--- Start Data provided ---

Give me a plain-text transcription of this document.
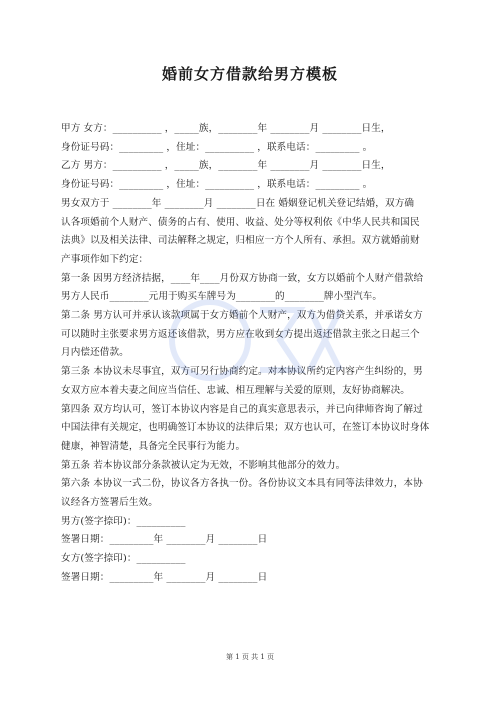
婚前女方借款给男方模板

甲方 女方：__________ ，_____族，________年 ________月 ________日生，

身份证号码：_________ ，住址：__________ ，联系电话：_________ 。

乙方 男方：__________ ，_____族，________年 ________月 ________日生，

身份证号码：_________ ，住址：__________ ，联系电话：_________ 。

男女双方于 ________年 ________月 ________日在 婚姻登记机关登记结婚，双方确

认各项婚前个人财产、债务的占有、使用、收益、处分等权利依《中华人民共和国民

法典》以及相关法律、司法解释之规定，归相应一方个人所有、承担。双方就婚前财

产事项作如下约定：

第一条 因男方经济拮据，____年____月份双方协商一致，女方以婚前个人财产借款给

男方人民币________元用于购买车牌号为________的________牌小型汽车。

第二条 男方认可并承认该款项属于女方婚前个人财产，双方为借贷关系，并承诺女方

可以随时主张要求男方返还该借款，男方应在收到女方提出返还借款主张之日起三个

月内偿还借款。

第三条 本协议未尽事宜，双方可另行协商约定。对本协议所约定内容产生纠纷的，男

女双方应本着夫妻之间应当信任、忠诚、相互理解与关爱的原则，友好协商解决。

第四条 双方均认可，签订本协议内容是自己的真实意思表示，并已向律师咨询了解过

中国法律有关规定，也明确签订本协议的法律后果；双方也认可，在签订本协议时身体

健康，神智清楚，具备完全民事行为能力。

第五条 若本协议部分条款被认定为无效，不影响其他部分的效力。

第六条 本协议一式二份，协议各方各执一份。各份协议文本具有同等法律效力，本协

议经各方签署后生效。

男方(签字捺印)：__________

签署日期：_________年 ________月 ________日

女方(签字捺印)：__________

签署日期：_________年 ________月 ________日

第 1 页 共 1 页
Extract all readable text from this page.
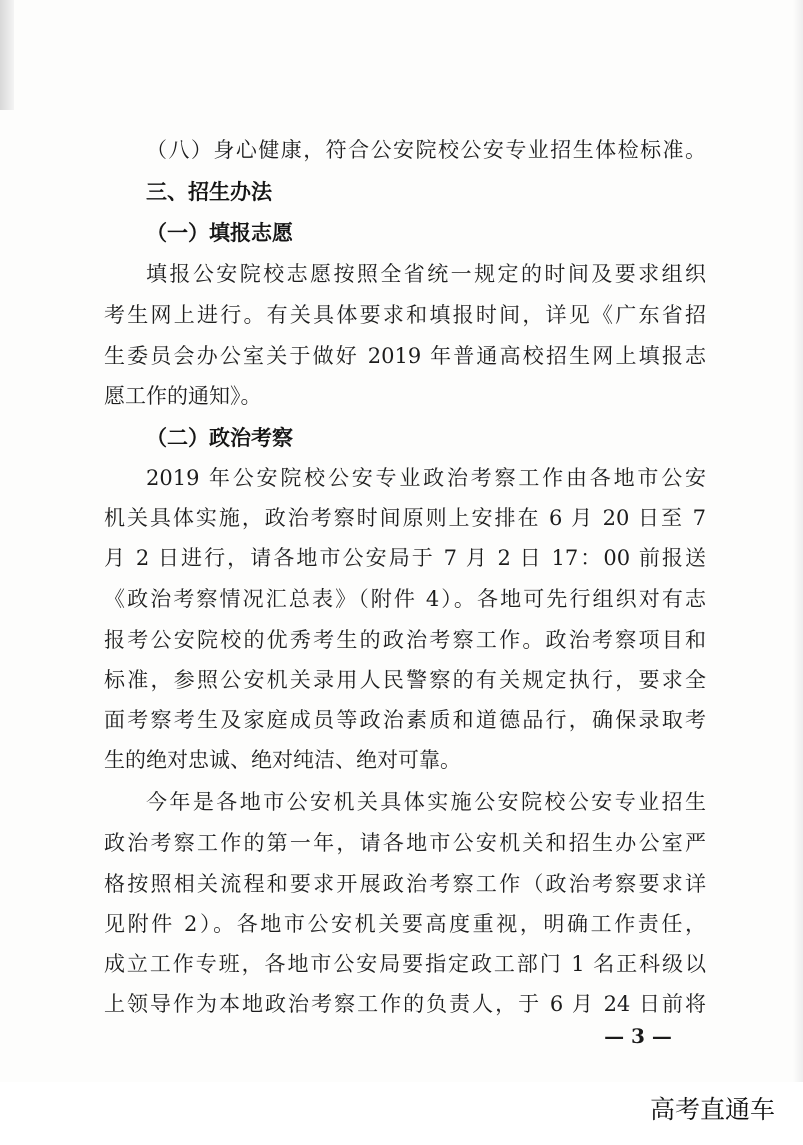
（八）身心健康，符合公安院校公安专业招生体检标准。
三、招生办法
（一）填报志愿
填报公安院校志愿按照全省统一规定的时间及要求组织
考生网上进行。有关具体要求和填报时间，详见《广东省招
生委员会办公室关于做好 2019 年普通高校招生网上填报志
愿工作的通知》。
（二）政治考察
2019 年公安院校公安专业政治考察工作由各地市公安
机关具体实施，政治考察时间原则上安排在 6 月 20 日至 7
月 2 日进行，请各地市公安局于 7 月 2 日 17：00 前报送
《政治考察情况汇总表》（附件 4）。各地可先行组织对有志
报考公安院校的优秀考生的政治考察工作。政治考察项目和
标准，参照公安机关录用人民警察的有关规定执行，要求全
面考察考生及家庭成员等政治素质和道德品行，确保录取考
生的绝对忠诚、绝对纯洁、绝对可靠。
今年是各地市公安机关具体实施公安院校公安专业招生
政治考察工作的第一年，请各地市公安机关和招生办公室严
格按照相关流程和要求开展政治考察工作（政治考察要求详
见附件 2）。各地市公安机关要高度重视，明确工作责任，
成立工作专班，各地市公安局要指定政工部门 1 名正科级以
上领导作为本地政治考察工作的负责人，于 6 月 24 日前将
— 3 —
高考直通车
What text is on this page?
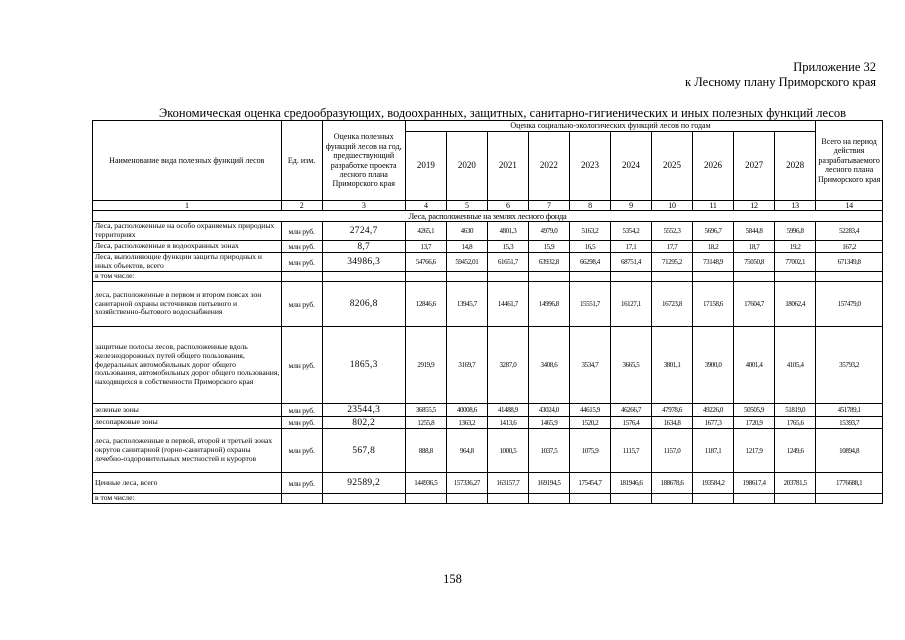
Приложение 32
к Лесному плану Приморского края
Экономическая оценка средообразующих, водоохранных, защитных, санитарно-гигиенических и иных полезных функций лесов
Наименование вида полезных функций лесов	Ед. изм.	Оценка полезных функций лесов на год, предшествующий разработке проекта лесного плана Приморского края	Оценка социально-экологических функций лесов по годам										Всего на период действия разрабатываемого лесного плана Приморского края
			2019	2020	2021	2022	2023	2024	2025	2026	2027	2028	
1	2	3	4	5	6	7	8	9	10	11	12	13	14
Леса, расположенные на землях лесного фонда													
Леса, расположенные на особо охраняемых природных территориях	млн руб.	2724,7	4265,1	4630	4801,3	4979,0	5163,2	5354,2	5552,3	5696,7	5844,8	5996,8	52283,4
Леса, расположенные в водоохранных зонах	млн руб.	8,7	13,7	14,8	15,3	15,9	16,5	17,1	17,7	18,2	18,7	19,2	167,2
Леса, выполняющие функции защиты природных и иных объектов, всего	млн руб.	34986,3	54766,6	59452,01	61651,7	63932,8	66298,4	68751,4	71295,2	73148,9	75050,8	77002,1	671349,8
в том числе:													
леса, расположенные в первом и втором поясах зон санитарной охраны источников питьевого и хозяйственно-бытового водоснабжения	млн руб.	8206,8	12846,6	13945,7	14461,7	14996,8	15551,7	16127,1	16723,8	17158,6	17604,7	18062,4	157479,0
защитные полосы лесов, расположенные вдоль железнодорожных путей общего пользования, федеральных автомобильных дорог общего пользования, автомобильных дорог общего пользования, находящихся в собственности Приморского края	млн руб.	1865,3	2919,9	3169,7	3287,0	3408,6	3534,7	3665,5	3801,1	3900,0	4001,4	4105,4	35793,2
зеленые зоны	млн руб.	23544,3	36855,5	40008,6	41488,9	43024,0	44615,9	46266,7	47978,6	49226,0	50505,9	51819,0	451789,1
лесопарковые зоны	млн руб.	802,2	1255,8	1363,2	1413,6	1465,9	1520,2	1576,4	1634,8	1677,3	1720,9	1765,6	15393,7
леса, расположенные в первой, второй и третьей зонах округов санитарной (горно-санитарной) охраны лечебно-оздоровительных местностей и курортов	млн руб.	567,8	888,8	964,8	1000,5	1037,5	1075,9	1115,7	1157,0	1187,1	1217,9	1249,6	10894,8
Ценные леса, всего	млн руб.	92589,2	144936,5	157336,27	163157,7	169194,5	175454,7	181946,6	188678,6	193584,2	198617,4	203781,5	1776688,1
в том числе:													
158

--- End Data provided ---

Copy every line of the data word for word, omitting the images.

Solution to the problem:
Give me a plain-text transcription of this document.
婚前女方借款给男方模板

甲方 女方：__________ ，_____族，________年 ________月 ________日生，

身份证号码：_________ ，住址：__________ ，联系电话：_________ 。

乙方 男方：__________ ，_____族，________年 ________月 ________日生，

身份证号码：_________ ，住址：__________ ，联系电话：_________ 。

男女双方于 ________年 ________月 ________日在 婚姻登记机关登记结婚，双方确

认各项婚前个人财产、债务的占有、使用、收益、处分等权利依《中华人民共和国民

法典》以及相关法律、司法解释之规定，归相应一方个人所有、承担。双方就婚前财

产事项作如下约定：

第一条 因男方经济拮据，____年____月份双方协商一致，女方以婚前个人财产借款给

男方人民币________元用于购买车牌号为________的________牌小型汽车。

第二条 男方认可并承认该款项属于女方婚前个人财产，双方为借贷关系，并承诺女方

可以随时主张要求男方返还该借款，男方应在收到女方提出返还借款主张之日起三个

月内偿还借款。

第三条 本协议未尽事宜，双方可另行协商约定。对本协议所约定内容产生纠纷的，男

女双方应本着夫妻之间应当信任、忠诚、相互理解与关爱的原则，友好协商解决。

第四条 双方均认可，签订本协议内容是自己的真实意思表示，并已向律师咨询了解过

中国法律有关规定，也明确签订本协议的法律后果；双方也认可，在签订本协议时身体

健康，神智清楚，具备完全民事行为能力。

第五条 若本协议部分条款被认定为无效，不影响其他部分的效力。

第六条 本协议一式二份，协议各方各执一份。各份协议文本具有同等法律效力，本协

议经各方签署后生效。

男方(签字捺印)：__________

签署日期：_________年 ________月 ________日

女方(签字捺印)：__________

签署日期：_________年 ________月 ________日

第 1 页 共 1 页
Extract all readable text from this page.
（八）身心健康，符合公安院校公安专业招生体检标准。
三、招生办法
（一）填报志愿
填报公安院校志愿按照全省统一规定的时间及要求组织
考生网上进行。有关具体要求和填报时间，详见《广东省招
生委员会办公室关于做好 2019 年普通高校招生网上填报志
愿工作的通知》。
（二）政治考察
2019 年公安院校公安专业政治考察工作由各地市公安
机关具体实施，政治考察时间原则上安排在 6 月 20 日至 7
月 2 日进行，请各地市公安局于 7 月 2 日 17：00 前报送
《政治考察情况汇总表》（附件 4）。各地可先行组织对有志
报考公安院校的优秀考生的政治考察工作。政治考察项目和
标准，参照公安机关录用人民警察的有关规定执行，要求全
面考察考生及家庭成员等政治素质和道德品行，确保录取考
生的绝对忠诚、绝对纯洁、绝对可靠。
今年是各地市公安机关具体实施公安院校公安专业招生
政治考察工作的第一年，请各地市公安机关和招生办公室严
格按照相关流程和要求开展政治考察工作（政治考察要求详
见附件 2）。各地市公安机关要高度重视，明确工作责任，
成立工作专班，各地市公安局要指定政工部门 1 名正科级以
上领导作为本地政治考察工作的负责人，于 6 月 24 日前将
— 3 —
高考直通车
What text is on this page?
Приложение 32
к Лесному плану Приморского края
Экономическая оценка средообразующих, водоохранных, защитных, санитарно-гигиенических и иных полезных функций лесов
Наименование вида полезных функций лесов	Ед. изм.	Оценка полезных функций лесов на год, предшествующий разработке проекта лесного плана Приморского края	Оценка социально-экологических функций лесов по годам										Всего на период действия разрабатываемого лесного плана Приморского края
			2019	2020	2021	2022	2023	2024	2025	2026	2027	2028	
1	2	3	4	5	6	7	8	9	10	11	12	13	14
Леса, расположенные на землях лесного фонда													
Леса, расположенные на особо охраняемых природных территориях	млн руб.	2724,7	4265,1	4630	4801,3	4979,0	5163,2	5354,2	5552,3	5696,7	5844,8	5996,8	52283,4
Леса, расположенные в водоохранных зонах	млн руб.	8,7	13,7	14,8	15,3	15,9	16,5	17,1	17,7	18,2	18,7	19,2	167,2
Леса, выполняющие функции защиты природных и иных объектов, всего	млн руб.	34986,3	54766,6	59452,01	61651,7	63932,8	66298,4	68751,4	71295,2	73148,9	75050,8	77002,1	671349,8
в том числе:													
леса, расположенные в первом и втором поясах зон санитарной охраны источников питьевого и хозяйственно-бытового водоснабжения	млн руб.	8206,8	12846,6	13945,7	14461,7	14996,8	15551,7	16127,1	16723,8	17158,6	17604,7	18062,4	157479,0
защитные полосы лесов, расположенные вдоль железнодорожных путей общего пользования, федеральных автомобильных дорог общего пользования, автомобильных дорог общего пользования, находящихся в собственности Приморского края	млн руб.	1865,3	2919,9	3169,7	3287,0	3408,6	3534,7	3665,5	3801,1	3900,0	4001,4	4105,4	35793,2
зеленые зоны	млн руб.	23544,3	36855,5	40008,6	41488,9	43024,0	44615,9	46266,7	47978,6	49226,0	50505,9	51819,0	451789,1
лесопарковые зоны	млн руб.	802,2	1255,8	1363,2	1413,6	1465,9	1520,2	1576,4	1634,8	1677,3	1720,9	1765,6	15393,7
леса, расположенные в первой, второй и третьей зонах округов санитарной (горно-санитарной) охраны лечебно-оздоровительных местностей и курортов	млн руб.	567,8	888,8	964,8	1000,5	1037,5	1075,9	1115,7	1157,0	1187,1	1217,9	1249,6	10894,8
Ценные леса, всего	млн руб.	92589,2	144936,5	157336,27	163157,7	169194,5	175454,7	181946,6	188678,6	193584,2	198617,4	203781,5	1776688,1
в том числе:													
158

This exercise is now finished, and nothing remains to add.